- Dataset rows
** START **
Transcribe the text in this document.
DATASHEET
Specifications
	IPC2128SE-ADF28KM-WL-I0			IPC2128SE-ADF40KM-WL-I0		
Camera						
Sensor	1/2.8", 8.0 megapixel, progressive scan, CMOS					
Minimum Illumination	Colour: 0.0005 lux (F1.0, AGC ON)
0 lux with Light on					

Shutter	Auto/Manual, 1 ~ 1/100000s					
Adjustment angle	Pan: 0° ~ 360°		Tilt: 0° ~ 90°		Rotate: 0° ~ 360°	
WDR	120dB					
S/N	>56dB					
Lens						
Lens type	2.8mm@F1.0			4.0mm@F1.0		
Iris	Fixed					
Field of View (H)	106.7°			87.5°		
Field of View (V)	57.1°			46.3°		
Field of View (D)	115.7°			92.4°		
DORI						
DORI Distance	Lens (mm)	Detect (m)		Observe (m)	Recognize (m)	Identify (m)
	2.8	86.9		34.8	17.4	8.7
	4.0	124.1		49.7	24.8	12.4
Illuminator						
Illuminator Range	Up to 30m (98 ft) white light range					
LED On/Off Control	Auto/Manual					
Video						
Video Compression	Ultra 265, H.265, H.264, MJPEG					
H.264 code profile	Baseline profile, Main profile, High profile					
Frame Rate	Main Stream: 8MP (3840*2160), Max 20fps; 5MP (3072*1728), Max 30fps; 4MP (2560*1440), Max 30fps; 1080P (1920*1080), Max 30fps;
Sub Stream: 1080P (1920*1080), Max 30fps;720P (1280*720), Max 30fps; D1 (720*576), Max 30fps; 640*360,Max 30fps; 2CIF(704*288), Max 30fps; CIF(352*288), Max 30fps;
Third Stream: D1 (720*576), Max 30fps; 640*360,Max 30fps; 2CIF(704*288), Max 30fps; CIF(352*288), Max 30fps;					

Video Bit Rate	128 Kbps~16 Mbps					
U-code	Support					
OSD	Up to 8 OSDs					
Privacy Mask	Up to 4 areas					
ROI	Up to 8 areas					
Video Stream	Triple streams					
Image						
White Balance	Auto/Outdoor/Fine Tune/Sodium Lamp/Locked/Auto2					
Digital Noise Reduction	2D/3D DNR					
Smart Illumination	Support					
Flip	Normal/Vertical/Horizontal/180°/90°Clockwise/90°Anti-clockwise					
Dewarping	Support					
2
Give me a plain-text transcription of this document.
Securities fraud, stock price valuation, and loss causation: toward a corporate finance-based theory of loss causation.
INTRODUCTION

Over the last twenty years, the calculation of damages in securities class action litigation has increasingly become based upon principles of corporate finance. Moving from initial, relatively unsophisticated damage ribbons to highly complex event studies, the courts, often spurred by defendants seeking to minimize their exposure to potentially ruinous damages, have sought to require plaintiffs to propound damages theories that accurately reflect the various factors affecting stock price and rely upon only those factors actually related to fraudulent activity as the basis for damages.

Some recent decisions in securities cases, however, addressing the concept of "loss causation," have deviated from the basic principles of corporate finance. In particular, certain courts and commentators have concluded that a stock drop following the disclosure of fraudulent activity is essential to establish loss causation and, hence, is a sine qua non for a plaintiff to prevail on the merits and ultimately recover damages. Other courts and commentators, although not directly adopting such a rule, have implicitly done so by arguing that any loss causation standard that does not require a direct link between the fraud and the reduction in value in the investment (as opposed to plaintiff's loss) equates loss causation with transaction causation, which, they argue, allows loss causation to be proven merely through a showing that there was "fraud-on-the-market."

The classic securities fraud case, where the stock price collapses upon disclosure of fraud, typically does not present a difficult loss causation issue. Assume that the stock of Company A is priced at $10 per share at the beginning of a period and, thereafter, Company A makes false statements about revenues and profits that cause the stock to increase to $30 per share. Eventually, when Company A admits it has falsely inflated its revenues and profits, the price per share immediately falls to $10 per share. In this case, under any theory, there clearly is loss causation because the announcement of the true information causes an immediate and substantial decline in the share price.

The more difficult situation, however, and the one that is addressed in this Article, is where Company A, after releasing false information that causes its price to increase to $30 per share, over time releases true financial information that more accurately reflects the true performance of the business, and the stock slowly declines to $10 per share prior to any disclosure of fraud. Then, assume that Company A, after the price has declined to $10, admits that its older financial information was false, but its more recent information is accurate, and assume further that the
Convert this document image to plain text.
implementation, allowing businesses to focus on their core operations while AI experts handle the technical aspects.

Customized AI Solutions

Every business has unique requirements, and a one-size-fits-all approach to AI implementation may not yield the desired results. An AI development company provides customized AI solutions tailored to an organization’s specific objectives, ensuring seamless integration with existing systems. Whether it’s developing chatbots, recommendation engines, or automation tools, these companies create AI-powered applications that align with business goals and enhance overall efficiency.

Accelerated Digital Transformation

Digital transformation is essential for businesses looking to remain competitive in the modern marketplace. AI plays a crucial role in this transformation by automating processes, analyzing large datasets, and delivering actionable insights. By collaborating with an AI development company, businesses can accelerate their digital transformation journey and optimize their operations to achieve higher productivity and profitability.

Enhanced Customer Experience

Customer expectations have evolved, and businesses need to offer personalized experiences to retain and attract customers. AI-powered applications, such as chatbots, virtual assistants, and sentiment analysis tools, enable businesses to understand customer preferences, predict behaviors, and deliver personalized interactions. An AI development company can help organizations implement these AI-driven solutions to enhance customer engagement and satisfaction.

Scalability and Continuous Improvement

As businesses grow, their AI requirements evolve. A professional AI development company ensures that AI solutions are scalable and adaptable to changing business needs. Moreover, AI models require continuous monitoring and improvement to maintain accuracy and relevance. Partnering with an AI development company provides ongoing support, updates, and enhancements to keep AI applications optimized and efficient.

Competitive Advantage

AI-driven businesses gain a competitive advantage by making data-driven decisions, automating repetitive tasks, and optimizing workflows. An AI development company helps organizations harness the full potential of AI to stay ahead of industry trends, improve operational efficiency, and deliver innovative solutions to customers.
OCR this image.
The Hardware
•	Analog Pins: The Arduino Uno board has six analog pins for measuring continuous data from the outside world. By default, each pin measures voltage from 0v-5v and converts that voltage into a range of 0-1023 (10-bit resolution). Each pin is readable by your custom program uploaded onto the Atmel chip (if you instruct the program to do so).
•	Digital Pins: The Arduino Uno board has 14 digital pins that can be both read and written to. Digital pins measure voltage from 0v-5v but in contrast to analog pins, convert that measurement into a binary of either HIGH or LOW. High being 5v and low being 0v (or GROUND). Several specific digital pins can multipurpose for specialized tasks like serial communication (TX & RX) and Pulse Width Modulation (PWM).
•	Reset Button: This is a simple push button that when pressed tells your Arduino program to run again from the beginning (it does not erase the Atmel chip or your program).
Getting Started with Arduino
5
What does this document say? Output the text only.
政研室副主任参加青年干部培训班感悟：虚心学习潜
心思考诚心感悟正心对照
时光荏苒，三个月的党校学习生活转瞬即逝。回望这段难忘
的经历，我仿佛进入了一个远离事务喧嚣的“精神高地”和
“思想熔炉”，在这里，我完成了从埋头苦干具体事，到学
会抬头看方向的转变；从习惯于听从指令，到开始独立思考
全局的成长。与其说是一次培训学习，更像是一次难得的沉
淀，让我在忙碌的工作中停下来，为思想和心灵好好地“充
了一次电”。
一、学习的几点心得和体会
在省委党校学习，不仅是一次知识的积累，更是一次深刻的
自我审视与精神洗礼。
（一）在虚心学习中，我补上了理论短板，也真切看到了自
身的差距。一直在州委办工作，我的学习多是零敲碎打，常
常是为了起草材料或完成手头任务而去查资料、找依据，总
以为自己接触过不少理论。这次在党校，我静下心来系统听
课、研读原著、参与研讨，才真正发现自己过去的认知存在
** END **
- The request
Extract every line from the one containing "OCR this image." through the last line of the data, inclusive, exactly as written.

- Solution to this task
OCR this image.
The Hardware
•	Analog Pins: The Arduino Uno board has six analog pins for measuring continuous data from the outside world. By default, each pin measures voltage from 0v-5v and converts that voltage into a range of 0-1023 (10-bit resolution). Each pin is readable by your custom program uploaded onto the Atmel chip (if you instruct the program to do so).
•	Digital Pins: The Arduino Uno board has 14 digital pins that can be both read and written to. Digital pins measure voltage from 0v-5v but in contrast to analog pins, convert that measurement into a binary of either HIGH or LOW. High being 5v and low being 0v (or GROUND). Several specific digital pins can multipurpose for specialized tasks like serial communication (TX & RX) and Pulse Width Modulation (PWM).
•	Reset Button: This is a simple push button that when pressed tells your Arduino program to run again from the beginning (it does not erase the Atmel chip or your program).
Getting Started with Arduino
5
What does this document say? Output the text only.
政研室副主任参加青年干部培训班感悟：虚心学习潜
心思考诚心感悟正心对照
时光荏苒，三个月的党校学习生活转瞬即逝。回望这段难忘
的经历，我仿佛进入了一个远离事务喧嚣的“精神高地”和
“思想熔炉”，在这里，我完成了从埋头苦干具体事，到学
会抬头看方向的转变；从习惯于听从指令，到开始独立思考
全局的成长。与其说是一次培训学习，更像是一次难得的沉
淀，让我在忙碌的工作中停下来，为思想和心灵好好地“充
了一次电”。
一、学习的几点心得和体会
在省委党校学习，不仅是一次知识的积累，更是一次深刻的
自我审视与精神洗礼。
（一）在虚心学习中，我补上了理论短板，也真切看到了自
身的差距。一直在州委办工作，我的学习多是零敲碎打，常
常是为了起草材料或完成手头任务而去查资料、找依据，总
以为自己接触过不少理论。这次在党校，我静下心来系统听
课、研读原著、参与研讨，才真正发现自己过去的认知存在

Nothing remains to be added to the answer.